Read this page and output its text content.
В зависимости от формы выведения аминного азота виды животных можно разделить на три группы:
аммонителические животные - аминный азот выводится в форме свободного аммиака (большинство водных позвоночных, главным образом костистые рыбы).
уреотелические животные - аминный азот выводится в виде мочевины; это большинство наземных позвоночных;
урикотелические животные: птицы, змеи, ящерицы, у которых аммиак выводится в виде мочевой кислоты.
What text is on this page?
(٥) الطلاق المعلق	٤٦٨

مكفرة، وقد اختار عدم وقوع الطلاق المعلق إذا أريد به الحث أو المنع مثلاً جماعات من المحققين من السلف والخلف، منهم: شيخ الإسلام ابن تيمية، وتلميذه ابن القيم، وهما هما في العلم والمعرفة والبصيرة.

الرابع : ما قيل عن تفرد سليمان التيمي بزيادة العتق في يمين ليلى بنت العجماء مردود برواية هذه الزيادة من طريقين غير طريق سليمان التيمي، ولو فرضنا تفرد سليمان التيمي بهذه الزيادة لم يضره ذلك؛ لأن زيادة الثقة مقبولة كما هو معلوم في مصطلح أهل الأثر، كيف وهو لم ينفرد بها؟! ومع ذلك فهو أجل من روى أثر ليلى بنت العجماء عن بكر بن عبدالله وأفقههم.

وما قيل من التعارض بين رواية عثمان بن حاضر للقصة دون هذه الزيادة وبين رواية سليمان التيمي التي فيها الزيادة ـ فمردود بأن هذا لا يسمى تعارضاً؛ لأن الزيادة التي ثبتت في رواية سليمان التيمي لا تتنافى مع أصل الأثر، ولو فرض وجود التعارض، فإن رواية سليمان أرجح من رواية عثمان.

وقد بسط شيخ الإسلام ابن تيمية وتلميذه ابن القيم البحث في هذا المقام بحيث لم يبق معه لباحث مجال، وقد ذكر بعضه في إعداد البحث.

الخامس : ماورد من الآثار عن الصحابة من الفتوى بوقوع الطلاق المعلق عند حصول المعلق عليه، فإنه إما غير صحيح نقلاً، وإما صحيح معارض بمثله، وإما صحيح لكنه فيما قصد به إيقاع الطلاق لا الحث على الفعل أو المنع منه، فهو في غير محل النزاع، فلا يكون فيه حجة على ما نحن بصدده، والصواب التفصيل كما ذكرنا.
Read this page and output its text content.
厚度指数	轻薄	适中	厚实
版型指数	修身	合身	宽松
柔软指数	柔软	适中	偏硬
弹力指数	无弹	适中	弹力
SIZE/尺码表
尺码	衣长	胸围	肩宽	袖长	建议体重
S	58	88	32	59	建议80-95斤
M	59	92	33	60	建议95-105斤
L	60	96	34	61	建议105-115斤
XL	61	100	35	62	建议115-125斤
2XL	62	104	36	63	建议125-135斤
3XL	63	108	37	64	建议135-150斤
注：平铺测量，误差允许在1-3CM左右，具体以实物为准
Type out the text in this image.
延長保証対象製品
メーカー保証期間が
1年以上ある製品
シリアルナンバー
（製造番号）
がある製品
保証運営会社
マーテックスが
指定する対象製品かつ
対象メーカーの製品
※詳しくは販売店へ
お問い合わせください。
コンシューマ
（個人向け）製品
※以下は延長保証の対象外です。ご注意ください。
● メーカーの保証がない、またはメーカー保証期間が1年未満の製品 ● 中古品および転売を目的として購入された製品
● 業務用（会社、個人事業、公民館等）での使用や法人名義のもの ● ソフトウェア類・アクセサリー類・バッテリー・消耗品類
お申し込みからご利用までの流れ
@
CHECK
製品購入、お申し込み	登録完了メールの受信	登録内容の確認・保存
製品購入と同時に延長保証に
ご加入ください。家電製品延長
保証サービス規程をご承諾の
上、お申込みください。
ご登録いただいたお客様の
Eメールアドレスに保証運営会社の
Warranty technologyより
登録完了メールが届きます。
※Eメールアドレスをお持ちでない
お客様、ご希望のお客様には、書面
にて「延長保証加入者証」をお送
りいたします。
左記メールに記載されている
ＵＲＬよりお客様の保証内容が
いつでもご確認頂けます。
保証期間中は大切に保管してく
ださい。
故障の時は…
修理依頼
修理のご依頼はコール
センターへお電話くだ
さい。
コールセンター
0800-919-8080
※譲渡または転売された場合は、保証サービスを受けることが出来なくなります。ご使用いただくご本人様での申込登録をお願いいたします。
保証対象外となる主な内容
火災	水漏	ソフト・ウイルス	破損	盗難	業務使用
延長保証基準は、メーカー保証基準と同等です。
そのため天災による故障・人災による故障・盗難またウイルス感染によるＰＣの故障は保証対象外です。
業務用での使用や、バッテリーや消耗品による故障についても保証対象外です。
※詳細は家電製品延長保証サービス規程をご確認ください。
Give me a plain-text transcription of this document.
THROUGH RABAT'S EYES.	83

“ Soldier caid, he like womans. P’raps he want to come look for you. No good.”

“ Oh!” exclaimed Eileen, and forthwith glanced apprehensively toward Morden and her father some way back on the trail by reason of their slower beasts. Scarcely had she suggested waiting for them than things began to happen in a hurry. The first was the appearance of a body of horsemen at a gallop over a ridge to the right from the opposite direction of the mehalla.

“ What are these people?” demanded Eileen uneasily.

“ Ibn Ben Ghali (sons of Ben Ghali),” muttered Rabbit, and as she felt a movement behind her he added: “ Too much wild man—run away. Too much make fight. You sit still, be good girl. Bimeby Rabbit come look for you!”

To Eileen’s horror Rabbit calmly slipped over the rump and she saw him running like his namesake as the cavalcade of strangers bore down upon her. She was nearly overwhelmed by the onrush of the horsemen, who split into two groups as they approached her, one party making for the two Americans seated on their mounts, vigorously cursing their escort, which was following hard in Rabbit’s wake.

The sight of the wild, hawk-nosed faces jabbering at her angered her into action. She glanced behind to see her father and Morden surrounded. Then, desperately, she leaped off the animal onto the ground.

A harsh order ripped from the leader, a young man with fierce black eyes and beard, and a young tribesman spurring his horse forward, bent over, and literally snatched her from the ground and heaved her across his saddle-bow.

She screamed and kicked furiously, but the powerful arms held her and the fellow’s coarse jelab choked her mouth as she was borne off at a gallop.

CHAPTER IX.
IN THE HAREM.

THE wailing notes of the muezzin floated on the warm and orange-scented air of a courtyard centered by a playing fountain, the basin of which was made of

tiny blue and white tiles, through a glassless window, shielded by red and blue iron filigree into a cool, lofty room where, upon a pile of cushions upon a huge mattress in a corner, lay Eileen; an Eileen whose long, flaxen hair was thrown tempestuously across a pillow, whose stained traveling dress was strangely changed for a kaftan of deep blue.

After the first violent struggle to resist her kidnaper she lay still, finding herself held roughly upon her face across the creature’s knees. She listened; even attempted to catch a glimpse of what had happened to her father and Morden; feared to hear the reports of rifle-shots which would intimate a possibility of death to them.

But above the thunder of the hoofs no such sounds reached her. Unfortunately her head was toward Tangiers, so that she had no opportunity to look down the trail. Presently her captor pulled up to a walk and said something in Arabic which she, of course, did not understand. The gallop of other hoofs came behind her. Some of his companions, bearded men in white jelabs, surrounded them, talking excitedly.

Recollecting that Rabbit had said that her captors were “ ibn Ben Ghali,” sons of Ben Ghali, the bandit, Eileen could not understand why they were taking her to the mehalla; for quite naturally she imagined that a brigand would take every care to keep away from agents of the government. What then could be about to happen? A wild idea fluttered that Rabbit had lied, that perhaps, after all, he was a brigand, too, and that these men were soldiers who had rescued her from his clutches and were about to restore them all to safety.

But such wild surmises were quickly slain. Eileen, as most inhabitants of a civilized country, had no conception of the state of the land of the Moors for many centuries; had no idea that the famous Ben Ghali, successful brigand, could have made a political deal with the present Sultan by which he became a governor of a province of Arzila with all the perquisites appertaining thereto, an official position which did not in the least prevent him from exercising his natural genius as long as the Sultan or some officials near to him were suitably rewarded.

WORK TO DO: Quote the whole listing above, leaving nothing out.

CORRECT ANSWER:
Read this page and output its text content.
В зависимости от формы выведения аминного азота виды животных можно разделить на три группы:
аммонителические животные - аминный азот выводится в форме свободного аммиака (большинство водных позвоночных, главным образом костистые рыбы).
уреотелические животные - аминный азот выводится в виде мочевины; это большинство наземных позвоночных;
урикотелические животные: птицы, змеи, ящерицы, у которых аммиак выводится в виде мочевой кислоты.
What text is on this page?
(٥) الطلاق المعلق	٤٦٨

مكفرة، وقد اختار عدم وقوع الطلاق المعلق إذا أريد به الحث أو المنع مثلاً جماعات من المحققين من السلف والخلف، منهم: شيخ الإسلام ابن تيمية، وتلميذه ابن القيم، وهما هما في العلم والمعرفة والبصيرة.

الرابع : ما قيل عن تفرد سليمان التيمي بزيادة العتق في يمين ليلى بنت العجماء مردود برواية هذه الزيادة من طريقين غير طريق سليمان التيمي، ولو فرضنا تفرد سليمان التيمي بهذه الزيادة لم يضره ذلك؛ لأن زيادة الثقة مقبولة كما هو معلوم في مصطلح أهل الأثر، كيف وهو لم ينفرد بها؟! ومع ذلك فهو أجل من روى أثر ليلى بنت العجماء عن بكر بن عبدالله وأفقههم.

وما قيل من التعارض بين رواية عثمان بن حاضر للقصة دون هذه الزيادة وبين رواية سليمان التيمي التي فيها الزيادة ـ فمردود بأن هذا لا يسمى تعارضاً؛ لأن الزيادة التي ثبتت في رواية سليمان التيمي لا تتنافى مع أصل الأثر، ولو فرض وجود التعارض، فإن رواية سليمان أرجح من رواية عثمان.

وقد بسط شيخ الإسلام ابن تيمية وتلميذه ابن القيم البحث في هذا المقام بحيث لم يبق معه لباحث مجال، وقد ذكر بعضه في إعداد البحث.

الخامس : ماورد من الآثار عن الصحابة من الفتوى بوقوع الطلاق المعلق عند حصول المعلق عليه، فإنه إما غير صحيح نقلاً، وإما صحيح معارض بمثله، وإما صحيح لكنه فيما قصد به إيقاع الطلاق لا الحث على الفعل أو المنع منه، فهو في غير محل النزاع، فلا يكون فيه حجة على ما نحن بصدده، والصواب التفصيل كما ذكرنا.
Read this page and output its text content.
厚度指数	轻薄	适中	厚实
版型指数	修身	合身	宽松
柔软指数	柔软	适中	偏硬
弹力指数	无弹	适中	弹力
SIZE/尺码表
尺码	衣长	胸围	肩宽	袖长	建议体重
S	58	88	32	59	建议80-95斤
M	59	92	33	60	建议95-105斤
L	60	96	34	61	建议105-115斤
XL	61	100	35	62	建议115-125斤
2XL	62	104	36	63	建议125-135斤
3XL	63	108	37	64	建议135-150斤
注：平铺测量，误差允许在1-3CM左右，具体以实物为准
Type out the text in this image.
延長保証対象製品
メーカー保証期間が
1年以上ある製品
シリアルナンバー
（製造番号）
がある製品
保証運営会社
マーテックスが
指定する対象製品かつ
対象メーカーの製品
※詳しくは販売店へ
お問い合わせください。
コンシューマ
（個人向け）製品
※以下は延長保証の対象外です。ご注意ください。
● メーカーの保証がない、またはメーカー保証期間が1年未満の製品 ● 中古品および転売を目的として購入された製品
● 業務用（会社、個人事業、公民館等）での使用や法人名義のもの ● ソフトウェア類・アクセサリー類・バッテリー・消耗品類
お申し込みからご利用までの流れ
@
CHECK
製品購入、お申し込み	登録完了メールの受信	登録内容の確認・保存
製品購入と同時に延長保証に
ご加入ください。家電製品延長
保証サービス規程をご承諾の
上、お申込みください。
ご登録いただいたお客様の
Eメールアドレスに保証運営会社の
Warranty technologyより
登録完了メールが届きます。
※Eメールアドレスをお持ちでない
お客様、ご希望のお客様には、書面
にて「延長保証加入者証」をお送
りいたします。
左記メールに記載されている
ＵＲＬよりお客様の保証内容が
いつでもご確認頂けます。
保証期間中は大切に保管してく
ださい。
故障の時は…
修理依頼
修理のご依頼はコール
センターへお電話くだ
さい。
コールセンター
0800-919-8080
※譲渡または転売された場合は、保証サービスを受けることが出来なくなります。ご使用いただくご本人様での申込登録をお願いいたします。
保証対象外となる主な内容
火災	水漏	ソフト・ウイルス	破損	盗難	業務使用
延長保証基準は、メーカー保証基準と同等です。
そのため天災による故障・人災による故障・盗難またウイルス感染によるＰＣの故障は保証対象外です。
業務用での使用や、バッテリーや消耗品による故障についても保証対象外です。
※詳細は家電製品延長保証サービス規程をご確認ください。
Give me a plain-text transcription of this document.
THROUGH RABAT'S EYES.	83

“ Soldier caid, he like womans. P’raps he want to come look for you. No good.”

“ Oh!” exclaimed Eileen, and forthwith glanced apprehensively toward Morden and her father some way back on the trail by reason of their slower beasts. Scarcely had she suggested waiting for them than things began to happen in a hurry. The first was the appearance of a body of horsemen at a gallop over a ridge to the right from the opposite direction of the mehalla.

“ What are these people?” demanded Eileen uneasily.

“ Ibn Ben Ghali (sons of Ben Ghali),” muttered Rabbit, and as she felt a movement behind her he added: “ Too much wild man—run away. Too much make fight. You sit still, be good girl. Bimeby Rabbit come look for you!”

To Eileen’s horror Rabbit calmly slipped over the rump and she saw him running like his namesake as the cavalcade of strangers bore down upon her. She was nearly overwhelmed by the onrush of the horsemen, who split into two groups as they approached her, one party making for the two Americans seated on their mounts, vigorously cursing their escort, which was following hard in Rabbit’s wake.

The sight of the wild, hawk-nosed faces jabbering at her angered her into action. She glanced behind to see her father and Morden surrounded. Then, desperately, she leaped off the animal onto the ground.

A harsh order ripped from the leader, a young man with fierce black eyes and beard, and a young tribesman spurring his horse forward, bent over, and literally snatched her from the ground and heaved her across his saddle-bow.

She screamed and kicked furiously, but the powerful arms held her and the fellow’s coarse jelab choked her mouth as she was borne off at a gallop.

CHAPTER IX.
IN THE HAREM.

THE wailing notes of the muezzin floated on the warm and orange-scented air of a courtyard centered by a playing fountain, the basin of which was made of

tiny blue and white tiles, through a glassless window, shielded by red and blue iron filigree into a cool, lofty room where, upon a pile of cushions upon a huge mattress in a corner, lay Eileen; an Eileen whose long, flaxen hair was thrown tempestuously across a pillow, whose stained traveling dress was strangely changed for a kaftan of deep blue.

After the first violent struggle to resist her kidnaper she lay still, finding herself held roughly upon her face across the creature’s knees. She listened; even attempted to catch a glimpse of what had happened to her father and Morden; feared to hear the reports of rifle-shots which would intimate a possibility of death to them.

But above the thunder of the hoofs no such sounds reached her. Unfortunately her head was toward Tangiers, so that she had no opportunity to look down the trail. Presently her captor pulled up to a walk and said something in Arabic which she, of course, did not understand. The gallop of other hoofs came behind her. Some of his companions, bearded men in white jelabs, surrounded them, talking excitedly.

Recollecting that Rabbit had said that her captors were “ ibn Ben Ghali,” sons of Ben Ghali, the bandit, Eileen could not understand why they were taking her to the mehalla; for quite naturally she imagined that a brigand would take every care to keep away from agents of the government. What then could be about to happen? A wild idea fluttered that Rabbit had lied, that perhaps, after all, he was a brigand, too, and that these men were soldiers who had rescued her from his clutches and were about to restore them all to safety.

But such wild surmises were quickly slain. Eileen, as most inhabitants of a civilized country, had no conception of the state of the land of the Moors for many centuries; had no idea that the famous Ben Ghali, successful brigand, could have made a political deal with the present Sultan by which he became a governor of a province of Arzila with all the perquisites appertaining thereto, an official position which did not in the least prevent him from exercising his natural genius as long as the Sultan or some officials near to him were suitably rewarded.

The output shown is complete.